Exercise directions
Copy out the lines of data starting with the line containing "code-text: (). [298, 610, 338, 635]" and going on through the line containing "line-number: 6 [14, 342, 26, 364]".

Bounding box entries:
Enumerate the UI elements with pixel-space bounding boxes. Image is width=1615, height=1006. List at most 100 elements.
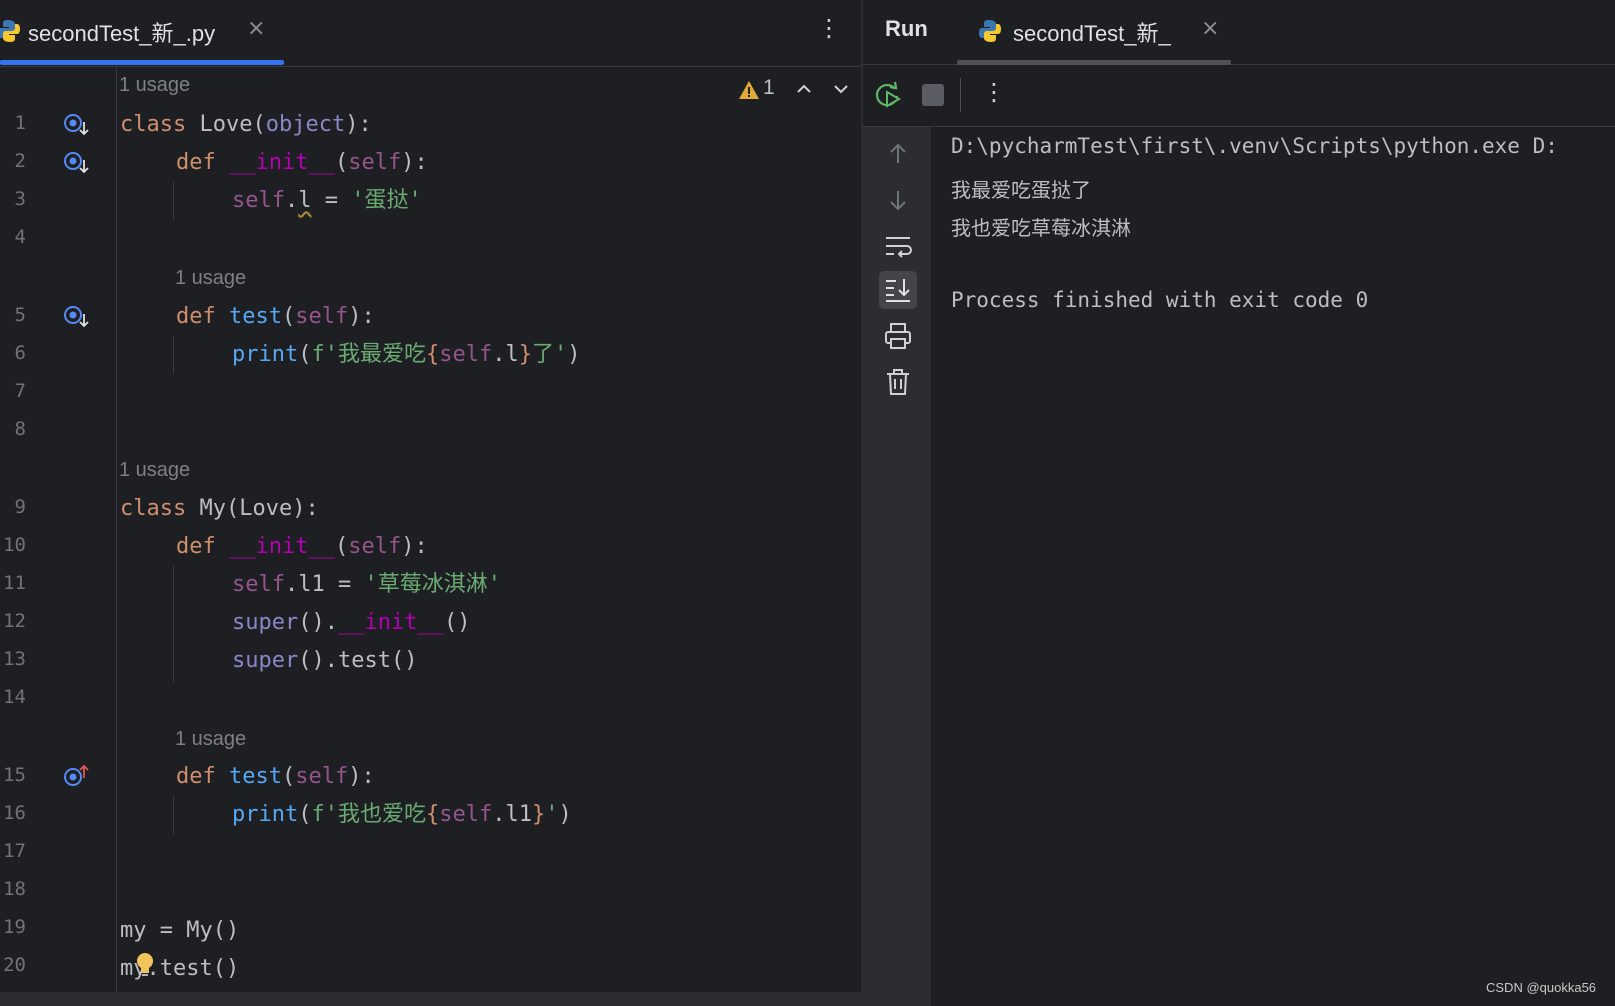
code-text: (). [298, 610, 338, 635]
scroll-to-end-button[interactable] [879, 271, 917, 309]
usage-hint[interactable]: 1 usage [175, 728, 246, 751]
builtin: super [232, 610, 299, 635]
overridden-down-icon[interactable] [62, 304, 90, 330]
line-number: 14 [3, 686, 26, 708]
function-call: print [232, 802, 299, 827]
line-number: 12 [3, 610, 26, 632]
method-name: test [229, 304, 282, 329]
code-text: ( [334, 534, 349, 559]
fstring-brace: { [425, 802, 440, 827]
method-name: __init__ [229, 534, 335, 559]
keyword: def [176, 534, 216, 559]
line-number: 5 [14, 304, 26, 326]
console-exit-message: Process finished with exit code 0 [951, 288, 1369, 312]
code-line-16[interactable]: print(f'我也爱吃{self.l1}') [232, 796, 572, 834]
overrides-up-icon[interactable] [62, 764, 90, 790]
chevron-up-icon[interactable] [793, 78, 815, 100]
line-number: 6 [14, 342, 26, 364]
code-text: ( [298, 342, 312, 367]
function-call: print [232, 342, 299, 367]
keyword: def [176, 150, 216, 175]
overridden-down-icon[interactable] [62, 150, 90, 176]
code-text: ( [298, 802, 312, 827]
string-literal: f'我最爱吃 [311, 342, 426, 367]
code-line-3[interactable]: self.l = '蛋挞' [232, 182, 422, 220]
code-text: Love( [186, 112, 266, 137]
stop-icon[interactable] [918, 80, 948, 110]
code-line-1[interactable]: class Love(object): [120, 106, 372, 144]
keyword: class [120, 496, 187, 521]
fstring-brace: { [425, 342, 440, 367]
print-icon[interactable] [879, 317, 917, 355]
code-line-5[interactable]: def test(self): [176, 298, 375, 336]
code-line-2[interactable]: def __init__(self): [176, 144, 428, 182]
more-options-icon[interactable]: ⋮ [982, 78, 1006, 106]
close-icon[interactable]: × [1201, 16, 1219, 41]
soft-wrap-icon[interactable] [879, 227, 917, 265]
more-options-icon[interactable]: ⋮ [817, 14, 841, 42]
rerun-icon[interactable] [873, 80, 903, 110]
line-number: 11 [3, 572, 26, 594]
self-param: self [295, 304, 349, 329]
run-toolbar: ⋮ [863, 64, 1615, 127]
code-line-10[interactable]: def __init__(self): [176, 528, 428, 566]
string-literal: '蛋挞' [351, 188, 422, 213]
code-line-6[interactable]: print(f'我最爱吃{self.l}了') [232, 336, 580, 374]
keyword: def [176, 764, 216, 789]
horizontal-scrollbar[interactable] [0, 992, 861, 1006]
code-text: ): [401, 150, 428, 175]
overridden-down-icon[interactable] [62, 112, 90, 138]
usage-hint[interactable]: 1 usage [119, 74, 190, 97]
line-number: 10 [3, 534, 26, 556]
indent-guide [173, 336, 174, 374]
code-line-15[interactable]: def test(self): [176, 758, 375, 796]
run-header: Run secondTest_新_ × [863, 0, 1615, 65]
indent-guide [173, 566, 174, 682]
lightbulb-icon[interactable] [136, 952, 154, 978]
string-literal: 了' [531, 342, 568, 367]
attribute-warning: l [298, 188, 312, 213]
line-number: 13 [3, 648, 26, 670]
string-literal: f'我也爱吃 [311, 802, 426, 827]
console-output-line: 我也爱吃草莓冰淇淋 [951, 216, 1131, 240]
warning-icon [739, 81, 759, 99]
run-panel-title: Run [885, 16, 928, 41]
line-number: 8 [14, 418, 26, 440]
watermark: CSDN @quokka56 [1486, 980, 1597, 995]
code-line-13[interactable]: super().test() [232, 642, 417, 680]
active-tab-indicator [0, 60, 284, 65]
line-number: 15 [3, 764, 26, 786]
code-text: . [284, 188, 299, 213]
close-icon[interactable]: × [247, 16, 265, 41]
run-panel: Run secondTest_新_ × ⋮ D:\pycharmTest\fir… [863, 0, 1615, 1006]
line-number: 9 [14, 496, 26, 518]
arrow-down-icon[interactable] [879, 181, 917, 219]
method-name: __init__ [229, 150, 335, 175]
run-tab-title[interactable]: secondTest_新_ [1013, 16, 1171, 48]
usage-hint[interactable]: 1 usage [175, 267, 246, 290]
dunder-call: __init__ [337, 610, 444, 635]
editor-tab-bar: secondTest_新_.py × ⋮ [0, 0, 861, 67]
trash-icon[interactable] [879, 363, 917, 401]
builtin: super [232, 648, 299, 673]
code-text: = [311, 188, 352, 213]
line-number: 3 [14, 188, 26, 210]
chevron-down-icon[interactable] [830, 78, 852, 100]
arrow-up-icon[interactable] [879, 135, 917, 173]
usage-hint[interactable]: 1 usage [119, 459, 190, 482]
code-text: .l1 [492, 802, 532, 827]
python-icon [0, 20, 20, 42]
line-number: 4 [14, 226, 26, 248]
tab-title: secondTest_新_.py [28, 21, 216, 46]
line-number: 16 [3, 802, 26, 824]
self-ref: self [439, 802, 493, 827]
code-line-11[interactable]: self.l1 = '草莓冰淇淋' [232, 566, 501, 604]
code-line-19[interactable]: my = My() [120, 912, 239, 950]
self-ref: self [232, 572, 285, 597]
code-text: ): [345, 112, 372, 137]
keyword: class [120, 112, 187, 137]
editor-tab[interactable]: secondTest_新_.py × [0, 0, 284, 66]
console-output-line: 我最爱吃蛋挞了 [951, 178, 1091, 202]
code-line-12[interactable]: super().__init__() [232, 604, 470, 642]
code-line-9[interactable]: class My(Love): [120, 490, 319, 528]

Solution to the problem
code-text: (). [298, 610, 338, 635]
scroll-to-end-button[interactable] [879, 271, 917, 309]
usage-hint[interactable]: 1 usage [175, 728, 246, 751]
builtin: super [232, 610, 299, 635]
overridden-down-icon[interactable] [62, 304, 90, 330]
line-number: 14 [3, 686, 26, 708]
function-call: print [232, 802, 299, 827]
line-number: 12 [3, 610, 26, 632]
method-name: test [229, 304, 282, 329]
code-text: ( [334, 534, 349, 559]
fstring-brace: { [425, 802, 440, 827]
method-name: __init__ [229, 534, 335, 559]
keyword: def [176, 534, 216, 559]
line-number: 5 [14, 304, 26, 326]
console-exit-message: Process finished with exit code 0 [951, 288, 1369, 312]
code-line-16[interactable]: print(f'我也爱吃{self.l1}') [232, 796, 572, 834]
overrides-up-icon[interactable] [62, 764, 90, 790]
chevron-up-icon[interactable] [793, 78, 815, 100]
line-number: 6 [14, 342, 26, 364]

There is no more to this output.